◆ PROBLEM DETAILS ◆
Find the number of lines containing the string "органе" in the data. Answer with the number by itself.

+---+

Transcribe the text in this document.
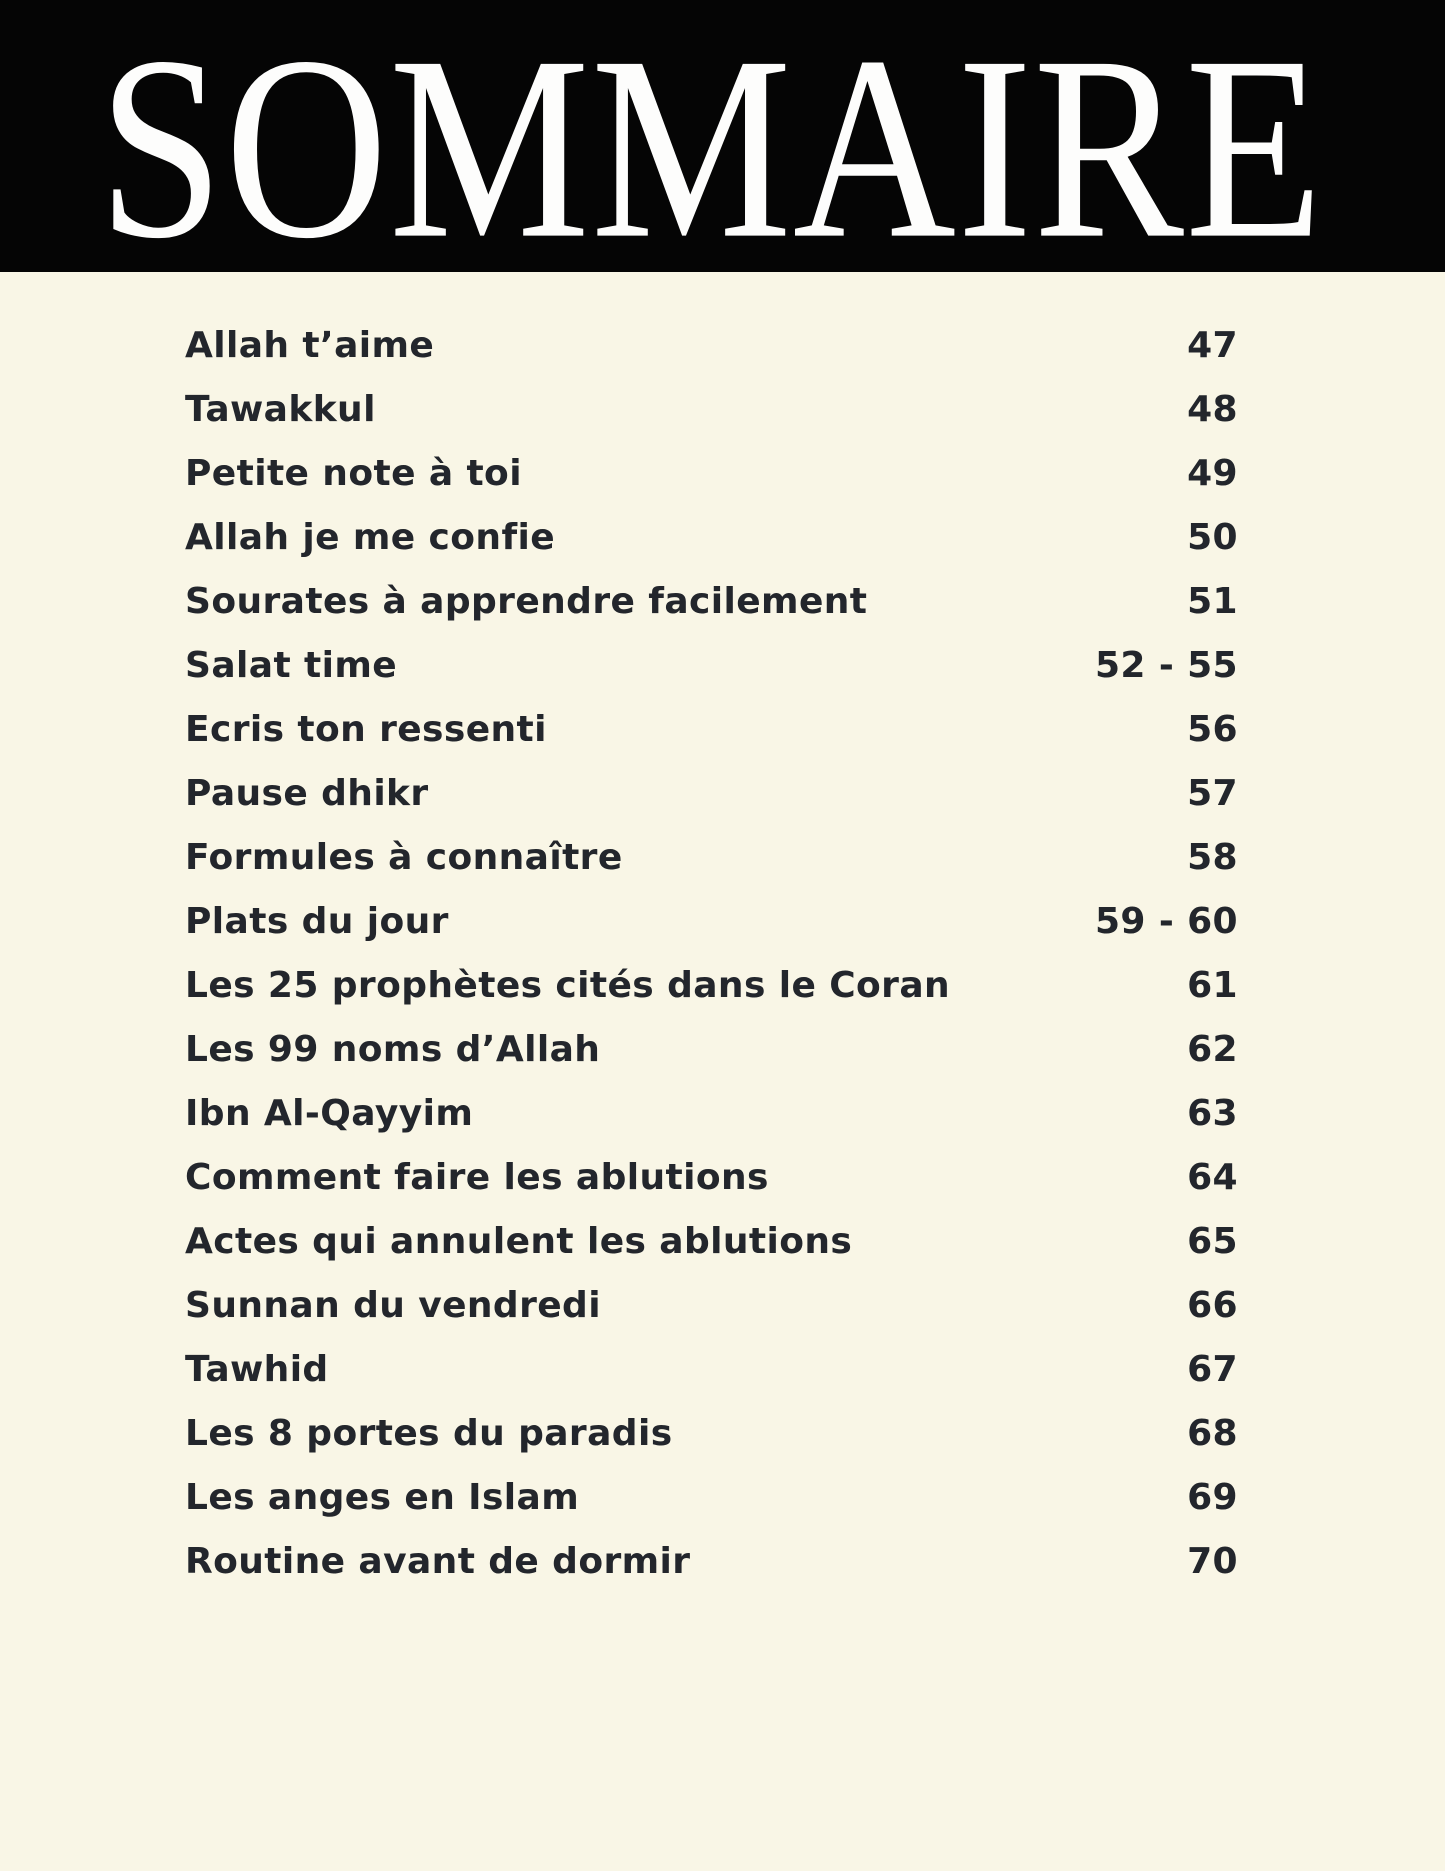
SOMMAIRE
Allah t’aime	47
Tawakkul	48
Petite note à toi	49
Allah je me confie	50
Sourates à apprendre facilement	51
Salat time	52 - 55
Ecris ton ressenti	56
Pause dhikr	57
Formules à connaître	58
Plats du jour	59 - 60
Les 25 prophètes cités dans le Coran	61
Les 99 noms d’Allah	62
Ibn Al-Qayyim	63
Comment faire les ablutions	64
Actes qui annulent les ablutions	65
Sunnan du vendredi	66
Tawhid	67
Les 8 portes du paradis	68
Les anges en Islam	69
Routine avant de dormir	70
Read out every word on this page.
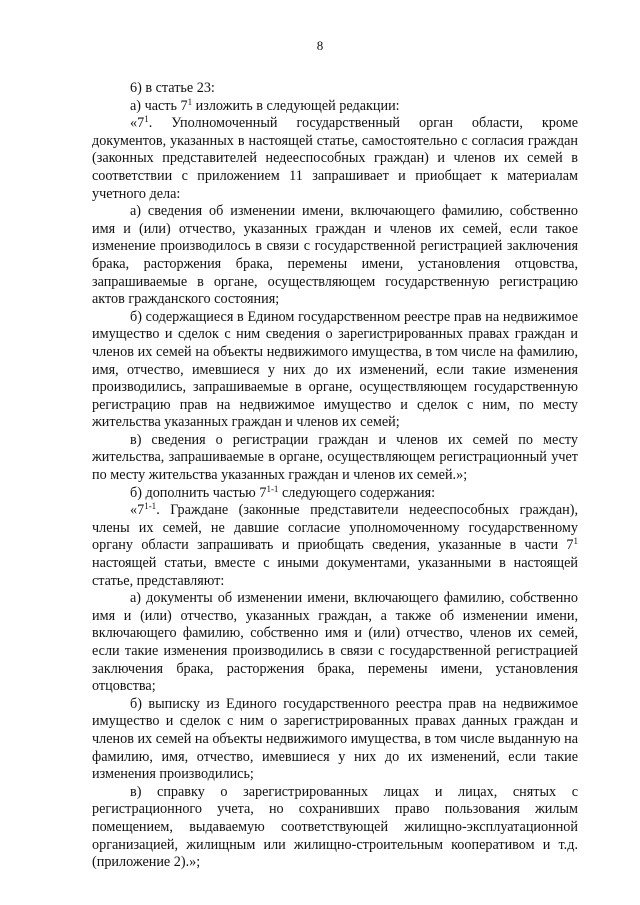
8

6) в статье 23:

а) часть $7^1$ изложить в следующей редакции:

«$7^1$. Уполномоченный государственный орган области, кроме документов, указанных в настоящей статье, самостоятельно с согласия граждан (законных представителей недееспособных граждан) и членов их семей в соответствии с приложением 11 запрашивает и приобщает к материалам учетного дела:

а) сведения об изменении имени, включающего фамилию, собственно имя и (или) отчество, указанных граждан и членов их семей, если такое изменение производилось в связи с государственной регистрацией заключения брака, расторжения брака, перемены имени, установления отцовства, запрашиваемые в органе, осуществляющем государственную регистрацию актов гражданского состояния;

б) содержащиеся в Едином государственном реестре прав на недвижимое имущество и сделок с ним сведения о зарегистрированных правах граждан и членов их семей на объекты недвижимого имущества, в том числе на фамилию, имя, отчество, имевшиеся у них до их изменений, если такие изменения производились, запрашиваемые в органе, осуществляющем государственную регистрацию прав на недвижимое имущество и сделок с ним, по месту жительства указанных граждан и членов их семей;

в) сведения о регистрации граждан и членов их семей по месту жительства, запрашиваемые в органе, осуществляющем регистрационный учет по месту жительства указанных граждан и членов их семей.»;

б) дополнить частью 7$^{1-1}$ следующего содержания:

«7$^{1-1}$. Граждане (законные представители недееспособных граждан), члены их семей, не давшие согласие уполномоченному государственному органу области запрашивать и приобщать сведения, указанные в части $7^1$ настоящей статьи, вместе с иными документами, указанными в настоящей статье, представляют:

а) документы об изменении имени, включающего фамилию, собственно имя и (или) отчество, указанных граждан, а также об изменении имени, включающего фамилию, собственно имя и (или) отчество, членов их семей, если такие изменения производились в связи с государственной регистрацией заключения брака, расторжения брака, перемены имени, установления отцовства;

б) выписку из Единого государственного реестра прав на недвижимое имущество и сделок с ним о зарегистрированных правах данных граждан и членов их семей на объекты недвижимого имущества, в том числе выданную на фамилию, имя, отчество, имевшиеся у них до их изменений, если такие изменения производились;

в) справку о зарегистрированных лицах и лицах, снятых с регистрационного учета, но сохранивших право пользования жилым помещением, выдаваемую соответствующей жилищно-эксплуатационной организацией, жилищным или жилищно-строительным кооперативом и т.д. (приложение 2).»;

+---+

◆ WORKED ANSWER ◆
3